# START OF MATERIAL TO PROCESS

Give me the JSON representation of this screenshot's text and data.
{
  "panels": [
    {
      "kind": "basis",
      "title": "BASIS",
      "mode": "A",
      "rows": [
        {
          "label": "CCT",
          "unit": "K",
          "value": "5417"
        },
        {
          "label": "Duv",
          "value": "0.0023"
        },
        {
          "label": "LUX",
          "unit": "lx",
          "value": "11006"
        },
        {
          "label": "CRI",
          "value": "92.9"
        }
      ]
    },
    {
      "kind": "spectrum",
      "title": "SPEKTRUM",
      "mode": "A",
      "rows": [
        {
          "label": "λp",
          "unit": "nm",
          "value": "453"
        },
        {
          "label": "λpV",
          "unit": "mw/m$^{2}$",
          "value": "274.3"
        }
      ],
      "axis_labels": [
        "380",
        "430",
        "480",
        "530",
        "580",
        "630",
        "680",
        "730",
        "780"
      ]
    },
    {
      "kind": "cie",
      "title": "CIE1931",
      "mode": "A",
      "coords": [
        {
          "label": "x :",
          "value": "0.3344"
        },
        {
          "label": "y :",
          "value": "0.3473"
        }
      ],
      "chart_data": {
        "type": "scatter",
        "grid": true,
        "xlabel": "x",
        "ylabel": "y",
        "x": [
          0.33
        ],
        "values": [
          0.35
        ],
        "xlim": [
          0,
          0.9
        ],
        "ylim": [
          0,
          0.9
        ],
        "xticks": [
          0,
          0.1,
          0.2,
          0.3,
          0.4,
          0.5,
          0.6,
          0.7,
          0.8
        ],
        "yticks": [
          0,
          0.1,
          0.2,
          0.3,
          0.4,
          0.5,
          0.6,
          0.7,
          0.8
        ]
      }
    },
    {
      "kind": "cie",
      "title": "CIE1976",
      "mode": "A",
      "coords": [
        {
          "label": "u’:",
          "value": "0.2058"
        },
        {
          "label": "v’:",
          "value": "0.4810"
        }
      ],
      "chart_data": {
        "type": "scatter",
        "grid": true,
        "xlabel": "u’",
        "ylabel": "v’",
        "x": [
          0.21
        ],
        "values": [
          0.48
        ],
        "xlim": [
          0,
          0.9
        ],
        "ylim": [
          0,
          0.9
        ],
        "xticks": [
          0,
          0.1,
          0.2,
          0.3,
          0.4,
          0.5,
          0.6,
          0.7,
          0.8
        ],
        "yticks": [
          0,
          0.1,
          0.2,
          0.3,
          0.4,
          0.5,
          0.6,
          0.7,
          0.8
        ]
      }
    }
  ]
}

# END OF MATERIAL TO PROCESS

== WHAT YOU ARE ASKED TO DO ==
Copy all the records above exactly, missing none.

== OUTPUT BELOW ==
Give me the JSON representation of this screenshot's text and data.
{
  "panels": [
    {
      "kind": "basis",
      "title": "BASIS",
      "mode": "A",
      "rows": [
        {
          "label": "CCT",
          "unit": "K",
          "value": "5417"
        },
        {
          "label": "Duv",
          "value": "0.0023"
        },
        {
          "label": "LUX",
          "unit": "lx",
          "value": "11006"
        },
        {
          "label": "CRI",
          "value": "92.9"
        }
      ]
    },
    {
      "kind": "spectrum",
      "title": "SPEKTRUM",
      "mode": "A",
      "rows": [
        {
          "label": "λp",
          "unit": "nm",
          "value": "453"
        },
        {
          "label": "λpV",
          "unit": "mw/m$^{2}$",
          "value": "274.3"
        }
      ],
      "axis_labels": [
        "380",
        "430",
        "480",
        "530",
        "580",
        "630",
        "680",
        "730",
        "780"
      ]
    },
    {
      "kind": "cie",
      "title": "CIE1931",
      "mode": "A",
      "coords": [
        {
          "label": "x :",
          "value": "0.3344"
        },
        {
          "label": "y :",
          "value": "0.3473"
        }
      ],
      "chart_data": {
        "type": "scatter",
        "grid": true,
        "xlabel": "x",
        "ylabel": "y",
        "x": [
          0.33
        ],
        "values": [
          0.35
        ],
        "xlim": [
          0,
          0.9
        ],
        "ylim": [
          0,
          0.9
        ],
        "xticks": [
          0,
          0.1,
          0.2,
          0.3,
          0.4,
          0.5,
          0.6,
          0.7,
          0.8
        ],
        "yticks": [
          0,
          0.1,
          0.2,
          0.3,
          0.4,
          0.5,
          0.6,
          0.7,
          0.8
        ]
      }
    },
    {
      "kind": "cie",
      "title": "CIE1976",
      "mode": "A",
      "coords": [
        {
          "label": "u’:",
          "value": "0.2058"
        },
        {
          "label": "v’:",
          "value": "0.4810"
        }
      ],
      "chart_data": {
        "type": "scatter",
        "grid": true,
        "xlabel": "u’",
        "ylabel": "v’",
        "x": [
          0.21
        ],
        "values": [
          0.48
        ],
        "xlim": [
          0,
          0.9
        ],
        "ylim": [
          0,
          0.9
        ],
        "xticks": [
          0,
          0.1,
          0.2,
          0.3,
          0.4,
          0.5,
          0.6,
          0.7,
          0.8
        ],
        "yticks": [
          0,
          0.1,
          0.2,
          0.3,
          0.4,
          0.5,
          0.6,
          0.7,
          0.8
        ]
      }
    }
  ]
}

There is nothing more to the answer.